[START MATERIALS PROVIDED]

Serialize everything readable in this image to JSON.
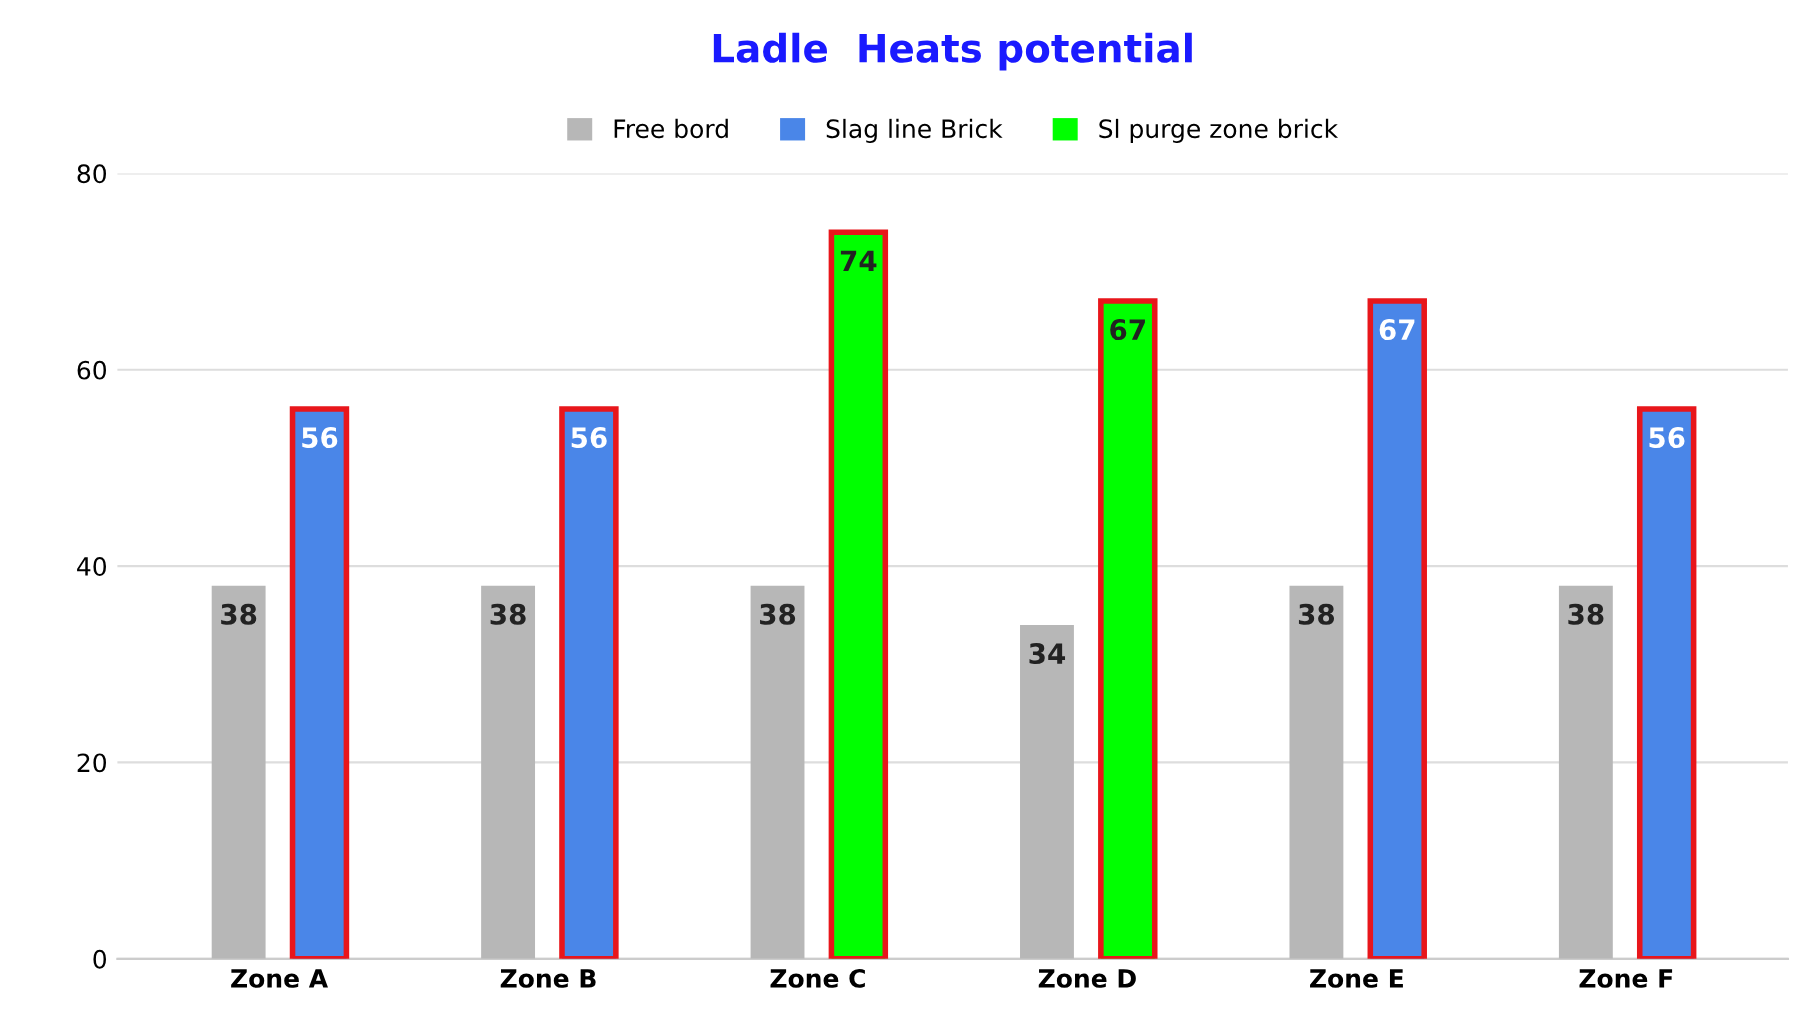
{
  "chart_data": {
    "type": "bar",
    "title": "Ladle  Heats potential",
    "categories": [
      "Zone A",
      "Zone B",
      "Zone C",
      "Zone D",
      "Zone E",
      "Zone F"
    ],
    "series": [
      {
        "name": "Free bord",
        "color": "#b7b7b7",
        "values": [
          38,
          38,
          38,
          34,
          38,
          38
        ]
      },
      {
        "name": "Slag line Brick",
        "color": "#4a86e8",
        "values": [
          56,
          56,
          null,
          null,
          67,
          56
        ]
      },
      {
        "name": "Sl purge zone brick",
        "color": "#00ff00",
        "values": [
          null,
          null,
          74,
          67,
          null,
          null
        ]
      }
    ],
    "ylim": [
      0,
      80
    ],
    "yticks": [
      0,
      20,
      40,
      60,
      80
    ],
    "grid": "y",
    "legend": "top",
    "data_labels": true
  }
}
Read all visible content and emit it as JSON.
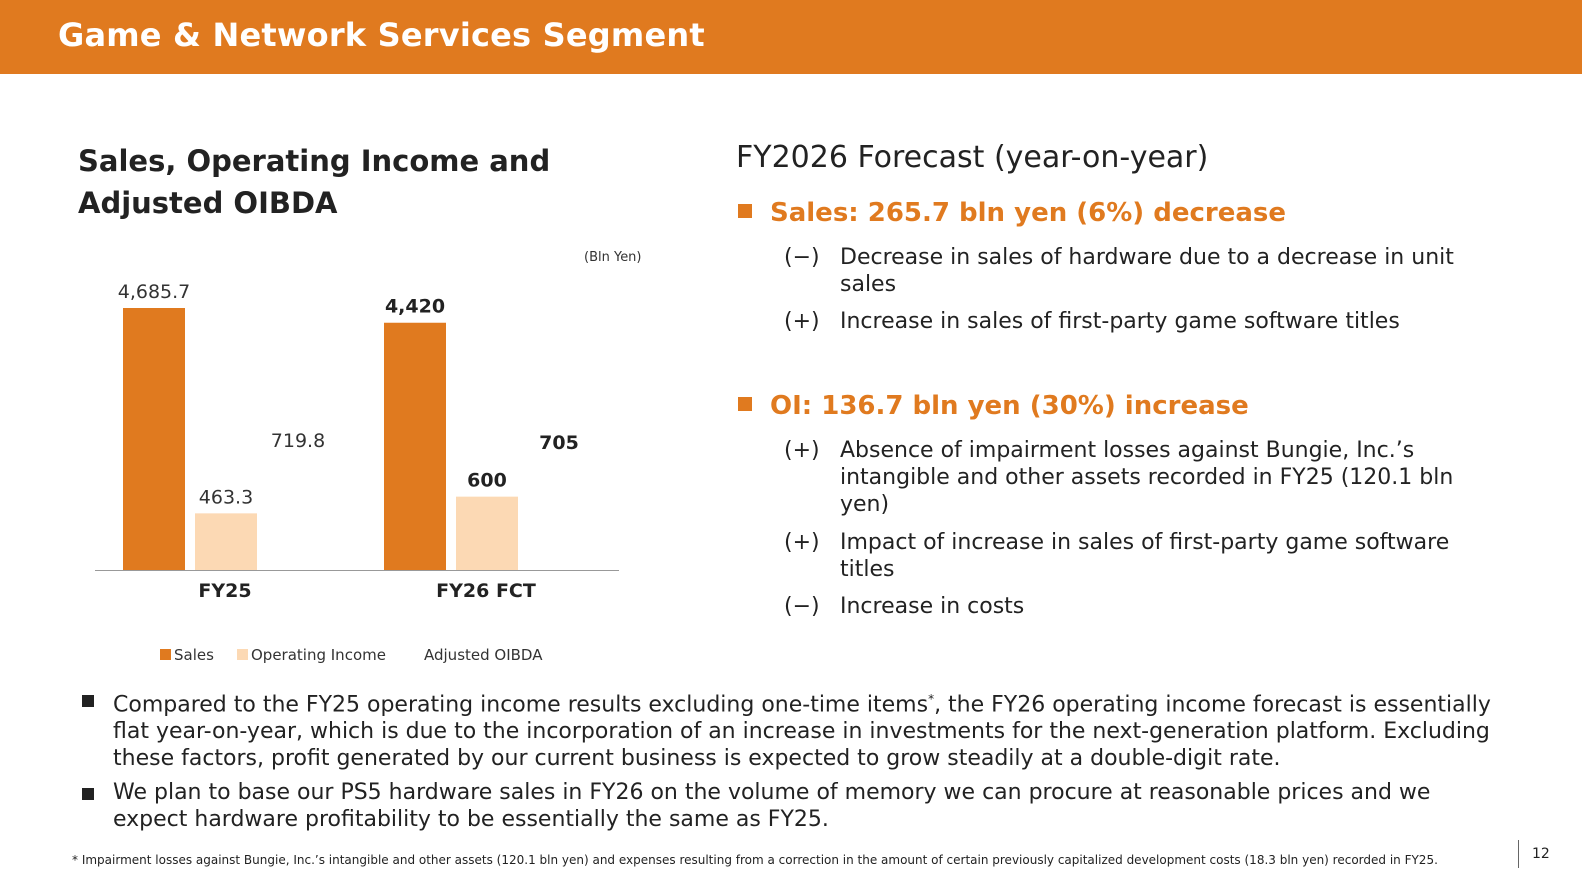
{
  "header": {
    "title": "Game & Network Services Segment"
  },
  "left": {
    "title_line1": "Sales, Operating Income and",
    "title_line2": "Adjusted OIBDA",
    "unit": "(Bln Yen)",
    "legend": {
      "sales": "Sales",
      "oi": "Operating Income",
      "oibda": "Adjusted OIBDA"
    }
  },
  "chart_data": {
    "type": "bar",
    "categories": [
      "FY25",
      "FY26 FCT"
    ],
    "series": [
      {
        "name": "Sales",
        "values": [
          4685.7,
          4420
        ],
        "labels": [
          "4,685.7",
          "4,420"
        ],
        "color": "#e07a1f"
      },
      {
        "name": "Operating Income",
        "values": [
          463.3,
          600
        ],
        "labels": [
          "463.3",
          "600"
        ],
        "color": "#fcd9b4"
      },
      {
        "name": "Adjusted OIBDA",
        "values": [
          719.8,
          705
        ],
        "labels": [
          "719.8",
          "705"
        ],
        "color": "#ffffff"
      }
    ],
    "value_scale": "broken axis (Sales bars shortened)",
    "legend_position": "bottom",
    "grid": false
  },
  "right": {
    "title": "FY2026 Forecast (year-on-year)",
    "sales_head": "Sales: 265.7 bln yen (6%) decrease",
    "sales_items": [
      {
        "sign": "(−)",
        "text": "Decrease in sales of hardware due to a decrease in unit sales"
      },
      {
        "sign": "(+)",
        "text": "Increase in sales of first-party game software titles"
      }
    ],
    "oi_head": "OI: 136.7 bln yen (30%) increase",
    "oi_items": [
      {
        "sign": "(+)",
        "text": "Absence of impairment losses against Bungie, Inc.’s intangible and other assets recorded in FY25 (120.1 bln yen)"
      },
      {
        "sign": "(+)",
        "text": "Impact of increase in sales of first-party game software titles"
      },
      {
        "sign": "(−)",
        "text": "Increase in costs"
      }
    ]
  },
  "bullets": [
    {
      "before": "Compared to the FY25 operating income results excluding one-time items",
      "sup": "*",
      "after": ", the FY26 operating income forecast is essentially flat year-on-year, which is due to the incorporation of an increase in investments for the next-generation platform. Excluding these factors, profit generated by our current business is expected to grow steadily at a double-digit rate."
    },
    {
      "before": "We plan to base our PS5 hardware sales in FY26 on the volume of memory we can procure at reasonable prices and we expect hardware profitability to be essentially the same as FY25.",
      "sup": "",
      "after": ""
    }
  ],
  "footnote": "* Impairment losses against Bungie, Inc.’s intangible and other assets (120.1 bln yen) and expenses resulting from a correction in the amount of certain previously capitalized development costs (18.3 bln yen) recorded in FY25.",
  "page_number": "12"
}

[END MATERIALS PROVIDED]

■ **EXERCISE REQUIREMENTS**
Write out each entry exactly as given, omitting any picture.

■ **COMPLETE RESPONSE**
Serialize everything readable in this image to JSON.
{
  "chart_data": {
    "type": "bar",
    "title": "Ladle  Heats potential",
    "categories": [
      "Zone A",
      "Zone B",
      "Zone C",
      "Zone D",
      "Zone E",
      "Zone F"
    ],
    "series": [
      {
        "name": "Free bord",
        "color": "#b7b7b7",
        "values": [
          38,
          38,
          38,
          34,
          38,
          38
        ]
      },
      {
        "name": "Slag line Brick",
        "color": "#4a86e8",
        "values": [
          56,
          56,
          null,
          null,
          67,
          56
        ]
      },
      {
        "name": "Sl purge zone brick",
        "color": "#00ff00",
        "values": [
          null,
          null,
          74,
          67,
          null,
          null
        ]
      }
    ],
    "ylim": [
      0,
      80
    ],
    "yticks": [
      0,
      20,
      40,
      60,
      80
    ],
    "grid": "y",
    "legend": "top",
    "data_labels": true
  }
}
Read all visible content and emit it as JSON.
{
  "header": {
    "title": "Game & Network Services Segment"
  },
  "left": {
    "title_line1": "Sales, Operating Income and",
    "title_line2": "Adjusted OIBDA",
    "unit": "(Bln Yen)",
    "legend": {
      "sales": "Sales",
      "oi": "Operating Income",
      "oibda": "Adjusted OIBDA"
    }
  },
  "chart_data": {
    "type": "bar",
    "categories": [
      "FY25",
      "FY26 FCT"
    ],
    "series": [
      {
        "name": "Sales",
        "values": [
          4685.7,
          4420
        ],
        "labels": [
          "4,685.7",
          "4,420"
        ],
        "color": "#e07a1f"
      },
      {
        "name": "Operating Income",
        "values": [
          463.3,
          600
        ],
        "labels": [
          "463.3",
          "600"
        ],
        "color": "#fcd9b4"
      },
      {
        "name": "Adjusted OIBDA",
        "values": [
          719.8,
          705
        ],
        "labels": [
          "719.8",
          "705"
        ],
        "color": "#ffffff"
      }
    ],
    "value_scale": "broken axis (Sales bars shortened)",
    "legend_position": "bottom",
    "grid": false
  },
  "right": {
    "title": "FY2026 Forecast (year-on-year)",
    "sales_head": "Sales: 265.7 bln yen (6%) decrease",
    "sales_items": [
      {
        "sign": "(−)",
        "text": "Decrease in sales of hardware due to a decrease in unit sales"
      },
      {
        "sign": "(+)",
        "text": "Increase in sales of first-party game software titles"
      }
    ],
    "oi_head": "OI: 136.7 bln yen (30%) increase",
    "oi_items": [
      {
        "sign": "(+)",
        "text": "Absence of impairment losses against Bungie, Inc.’s intangible and other assets recorded in FY25 (120.1 bln yen)"
      },
      {
        "sign": "(+)",
        "text": "Impact of increase in sales of first-party game software titles"
      },
      {
        "sign": "(−)",
        "text": "Increase in costs"
      }
    ]
  },
  "bullets": [
    {
      "before": "Compared to the FY25 operating income results excluding one-time items",
      "sup": "*",
      "after": ", the FY26 operating income forecast is essentially flat year-on-year, which is due to the incorporation of an increase in investments for the next-generation platform. Excluding these factors, profit generated by our current business is expected to grow steadily at a double-digit rate."
    },
    {
      "before": "We plan to base our PS5 hardware sales in FY26 on the volume of memory we can procure at reasonable prices and we expect hardware profitability to be essentially the same as FY25.",
      "sup": "",
      "after": ""
    }
  ],
  "footnote": "* Impairment losses against Bungie, Inc.’s intangible and other assets (120.1 bln yen) and expenses resulting from a correction in the amount of certain previously capitalized development costs (18.3 bln yen) recorded in FY25.",
  "page_number": "12"
}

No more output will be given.